◆ **Task requirements**
Of the lines in these entries, how many contain the string "如果每人每天吃"? Give the number and nothing else.

◆ **Recorded information**
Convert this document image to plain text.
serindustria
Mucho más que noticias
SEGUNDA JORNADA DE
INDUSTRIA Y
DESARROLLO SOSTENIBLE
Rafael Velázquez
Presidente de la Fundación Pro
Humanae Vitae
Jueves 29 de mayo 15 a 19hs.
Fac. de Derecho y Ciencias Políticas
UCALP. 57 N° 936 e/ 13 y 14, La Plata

--

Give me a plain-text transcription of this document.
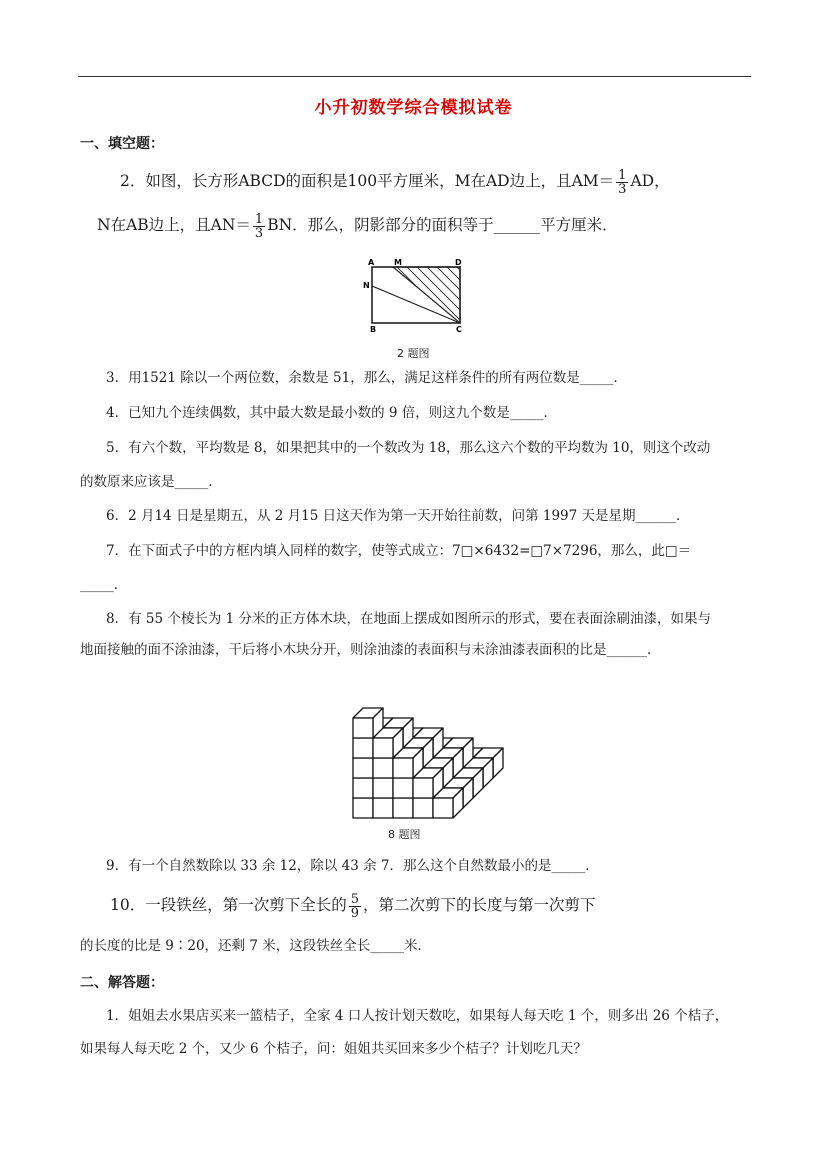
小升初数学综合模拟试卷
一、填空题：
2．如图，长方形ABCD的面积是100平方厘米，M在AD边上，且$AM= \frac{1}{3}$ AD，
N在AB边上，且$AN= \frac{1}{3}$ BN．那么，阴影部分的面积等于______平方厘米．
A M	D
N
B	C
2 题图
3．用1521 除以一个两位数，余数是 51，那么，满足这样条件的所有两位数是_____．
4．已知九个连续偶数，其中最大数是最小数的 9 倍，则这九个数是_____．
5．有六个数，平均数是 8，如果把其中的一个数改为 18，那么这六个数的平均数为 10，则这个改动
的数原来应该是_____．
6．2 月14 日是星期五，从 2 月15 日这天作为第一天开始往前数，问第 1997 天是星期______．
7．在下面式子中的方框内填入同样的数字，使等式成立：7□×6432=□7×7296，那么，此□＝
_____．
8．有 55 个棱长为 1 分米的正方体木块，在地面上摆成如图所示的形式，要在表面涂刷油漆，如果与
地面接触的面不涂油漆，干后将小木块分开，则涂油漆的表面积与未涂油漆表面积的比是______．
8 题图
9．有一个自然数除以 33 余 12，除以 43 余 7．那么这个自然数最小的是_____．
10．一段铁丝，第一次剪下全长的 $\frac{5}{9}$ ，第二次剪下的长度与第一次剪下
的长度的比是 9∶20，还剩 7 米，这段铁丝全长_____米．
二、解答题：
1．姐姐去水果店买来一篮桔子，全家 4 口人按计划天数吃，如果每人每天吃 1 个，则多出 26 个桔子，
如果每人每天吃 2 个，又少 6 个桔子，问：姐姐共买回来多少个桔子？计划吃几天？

◆ **Exercise response**
2